* Input for this task
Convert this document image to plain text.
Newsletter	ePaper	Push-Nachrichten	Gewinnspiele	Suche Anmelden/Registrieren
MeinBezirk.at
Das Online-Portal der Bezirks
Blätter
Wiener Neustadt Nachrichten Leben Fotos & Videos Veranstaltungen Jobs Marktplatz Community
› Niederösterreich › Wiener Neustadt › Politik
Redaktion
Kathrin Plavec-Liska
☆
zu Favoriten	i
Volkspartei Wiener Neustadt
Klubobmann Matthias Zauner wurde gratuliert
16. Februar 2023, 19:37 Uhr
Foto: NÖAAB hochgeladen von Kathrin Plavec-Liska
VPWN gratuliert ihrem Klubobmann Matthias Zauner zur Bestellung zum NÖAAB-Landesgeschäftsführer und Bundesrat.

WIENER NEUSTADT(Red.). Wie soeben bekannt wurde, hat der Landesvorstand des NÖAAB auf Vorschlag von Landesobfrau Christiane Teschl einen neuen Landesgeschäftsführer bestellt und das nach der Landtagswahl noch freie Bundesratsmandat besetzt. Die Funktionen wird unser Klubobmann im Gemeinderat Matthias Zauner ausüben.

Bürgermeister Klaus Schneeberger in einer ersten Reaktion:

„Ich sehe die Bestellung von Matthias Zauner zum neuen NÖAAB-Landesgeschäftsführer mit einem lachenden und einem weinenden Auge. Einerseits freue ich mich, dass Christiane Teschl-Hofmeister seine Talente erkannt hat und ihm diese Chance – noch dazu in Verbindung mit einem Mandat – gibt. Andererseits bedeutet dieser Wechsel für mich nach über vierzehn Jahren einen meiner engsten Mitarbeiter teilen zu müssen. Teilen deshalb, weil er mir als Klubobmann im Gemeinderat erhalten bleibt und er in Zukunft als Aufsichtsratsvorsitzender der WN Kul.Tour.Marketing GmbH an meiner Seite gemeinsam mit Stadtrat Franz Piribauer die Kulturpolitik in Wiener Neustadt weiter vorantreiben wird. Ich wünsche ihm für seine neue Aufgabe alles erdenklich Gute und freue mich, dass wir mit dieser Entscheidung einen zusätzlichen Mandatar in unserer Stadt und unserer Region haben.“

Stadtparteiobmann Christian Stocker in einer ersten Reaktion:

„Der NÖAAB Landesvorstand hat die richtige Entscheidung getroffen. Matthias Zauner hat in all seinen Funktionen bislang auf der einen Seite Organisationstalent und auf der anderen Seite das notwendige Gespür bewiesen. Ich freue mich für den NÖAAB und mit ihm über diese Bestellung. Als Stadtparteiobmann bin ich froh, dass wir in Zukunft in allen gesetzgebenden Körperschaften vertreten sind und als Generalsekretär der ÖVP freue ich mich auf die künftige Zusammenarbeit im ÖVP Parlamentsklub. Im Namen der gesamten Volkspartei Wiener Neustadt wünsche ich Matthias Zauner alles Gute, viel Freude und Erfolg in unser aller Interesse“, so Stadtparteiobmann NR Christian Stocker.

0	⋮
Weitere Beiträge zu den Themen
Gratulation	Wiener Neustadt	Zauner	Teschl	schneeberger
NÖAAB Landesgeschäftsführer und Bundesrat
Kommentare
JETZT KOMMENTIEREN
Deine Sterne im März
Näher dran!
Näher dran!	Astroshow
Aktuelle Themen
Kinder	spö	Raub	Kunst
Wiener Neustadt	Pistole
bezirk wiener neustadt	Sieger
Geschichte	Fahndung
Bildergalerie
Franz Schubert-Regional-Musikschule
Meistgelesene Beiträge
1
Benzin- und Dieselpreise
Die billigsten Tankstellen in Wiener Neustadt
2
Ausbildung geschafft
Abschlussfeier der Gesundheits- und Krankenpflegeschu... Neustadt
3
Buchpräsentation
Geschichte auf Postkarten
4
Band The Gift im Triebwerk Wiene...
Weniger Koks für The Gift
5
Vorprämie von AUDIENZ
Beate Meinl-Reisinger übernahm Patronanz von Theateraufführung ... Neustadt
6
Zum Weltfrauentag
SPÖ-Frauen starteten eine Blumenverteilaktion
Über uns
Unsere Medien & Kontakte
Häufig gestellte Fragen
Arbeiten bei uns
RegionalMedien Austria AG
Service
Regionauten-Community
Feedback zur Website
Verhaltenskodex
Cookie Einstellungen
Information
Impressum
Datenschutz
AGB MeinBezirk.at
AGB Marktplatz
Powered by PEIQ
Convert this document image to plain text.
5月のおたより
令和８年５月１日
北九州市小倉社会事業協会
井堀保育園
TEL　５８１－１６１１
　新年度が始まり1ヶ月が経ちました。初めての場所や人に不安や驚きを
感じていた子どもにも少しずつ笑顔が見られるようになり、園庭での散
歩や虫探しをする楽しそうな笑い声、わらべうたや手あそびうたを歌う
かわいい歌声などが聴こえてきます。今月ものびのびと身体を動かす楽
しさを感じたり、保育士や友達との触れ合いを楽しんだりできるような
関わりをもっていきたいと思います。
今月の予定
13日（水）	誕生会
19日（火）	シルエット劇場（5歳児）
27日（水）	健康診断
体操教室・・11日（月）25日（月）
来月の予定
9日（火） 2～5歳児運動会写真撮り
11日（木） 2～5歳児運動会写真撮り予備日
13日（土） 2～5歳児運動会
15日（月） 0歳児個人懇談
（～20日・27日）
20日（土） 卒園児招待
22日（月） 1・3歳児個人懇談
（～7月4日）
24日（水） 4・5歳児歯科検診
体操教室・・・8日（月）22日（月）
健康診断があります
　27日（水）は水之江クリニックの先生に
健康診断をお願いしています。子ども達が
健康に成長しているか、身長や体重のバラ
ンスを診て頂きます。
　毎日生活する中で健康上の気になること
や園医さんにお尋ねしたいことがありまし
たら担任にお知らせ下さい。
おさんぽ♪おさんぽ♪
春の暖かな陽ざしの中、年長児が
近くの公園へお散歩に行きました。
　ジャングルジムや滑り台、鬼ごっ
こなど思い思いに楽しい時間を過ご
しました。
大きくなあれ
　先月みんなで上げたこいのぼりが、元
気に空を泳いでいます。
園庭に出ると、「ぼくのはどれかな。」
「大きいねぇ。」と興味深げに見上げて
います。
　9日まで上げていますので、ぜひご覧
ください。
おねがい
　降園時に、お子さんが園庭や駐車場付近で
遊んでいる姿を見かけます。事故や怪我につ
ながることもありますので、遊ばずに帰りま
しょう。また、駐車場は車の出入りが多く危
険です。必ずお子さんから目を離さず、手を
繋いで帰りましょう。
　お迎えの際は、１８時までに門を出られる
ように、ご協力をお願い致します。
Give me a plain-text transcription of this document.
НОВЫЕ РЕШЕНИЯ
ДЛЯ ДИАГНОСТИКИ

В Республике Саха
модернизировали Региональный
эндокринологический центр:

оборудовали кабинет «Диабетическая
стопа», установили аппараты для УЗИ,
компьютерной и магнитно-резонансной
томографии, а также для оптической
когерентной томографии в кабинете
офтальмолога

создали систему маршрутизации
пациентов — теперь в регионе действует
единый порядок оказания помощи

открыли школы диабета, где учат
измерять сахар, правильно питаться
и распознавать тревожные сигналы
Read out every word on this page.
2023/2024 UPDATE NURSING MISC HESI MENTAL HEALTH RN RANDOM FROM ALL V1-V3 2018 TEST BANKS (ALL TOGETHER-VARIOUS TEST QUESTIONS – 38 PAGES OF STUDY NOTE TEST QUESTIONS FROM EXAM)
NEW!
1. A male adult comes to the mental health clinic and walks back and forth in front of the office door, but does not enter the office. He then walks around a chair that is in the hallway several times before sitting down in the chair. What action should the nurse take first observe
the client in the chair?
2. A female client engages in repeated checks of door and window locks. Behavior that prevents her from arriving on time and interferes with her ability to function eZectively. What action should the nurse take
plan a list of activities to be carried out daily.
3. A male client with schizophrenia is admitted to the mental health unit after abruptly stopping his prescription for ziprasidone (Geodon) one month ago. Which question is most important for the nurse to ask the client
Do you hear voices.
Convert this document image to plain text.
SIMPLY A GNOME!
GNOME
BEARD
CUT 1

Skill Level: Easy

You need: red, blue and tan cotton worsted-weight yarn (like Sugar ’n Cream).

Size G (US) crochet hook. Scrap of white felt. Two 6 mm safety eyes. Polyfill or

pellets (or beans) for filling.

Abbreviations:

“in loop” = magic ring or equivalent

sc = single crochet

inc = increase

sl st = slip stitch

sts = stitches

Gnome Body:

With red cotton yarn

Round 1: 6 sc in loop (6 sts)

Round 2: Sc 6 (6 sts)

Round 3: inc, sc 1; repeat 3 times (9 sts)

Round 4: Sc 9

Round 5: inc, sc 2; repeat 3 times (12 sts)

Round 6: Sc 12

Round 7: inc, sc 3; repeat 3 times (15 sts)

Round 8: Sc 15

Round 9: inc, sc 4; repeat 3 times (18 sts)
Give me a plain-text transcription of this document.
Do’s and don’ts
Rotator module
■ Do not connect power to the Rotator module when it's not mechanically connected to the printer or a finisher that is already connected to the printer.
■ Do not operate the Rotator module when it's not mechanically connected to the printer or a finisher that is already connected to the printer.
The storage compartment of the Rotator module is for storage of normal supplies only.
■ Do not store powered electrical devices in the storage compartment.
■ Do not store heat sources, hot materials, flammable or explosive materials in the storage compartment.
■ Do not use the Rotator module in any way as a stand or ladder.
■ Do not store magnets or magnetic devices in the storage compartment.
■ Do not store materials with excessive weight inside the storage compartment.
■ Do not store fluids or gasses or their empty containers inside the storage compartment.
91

* Set task
Report the number of lines above that contain the word "action", and only that number.

* Answer to the problem
2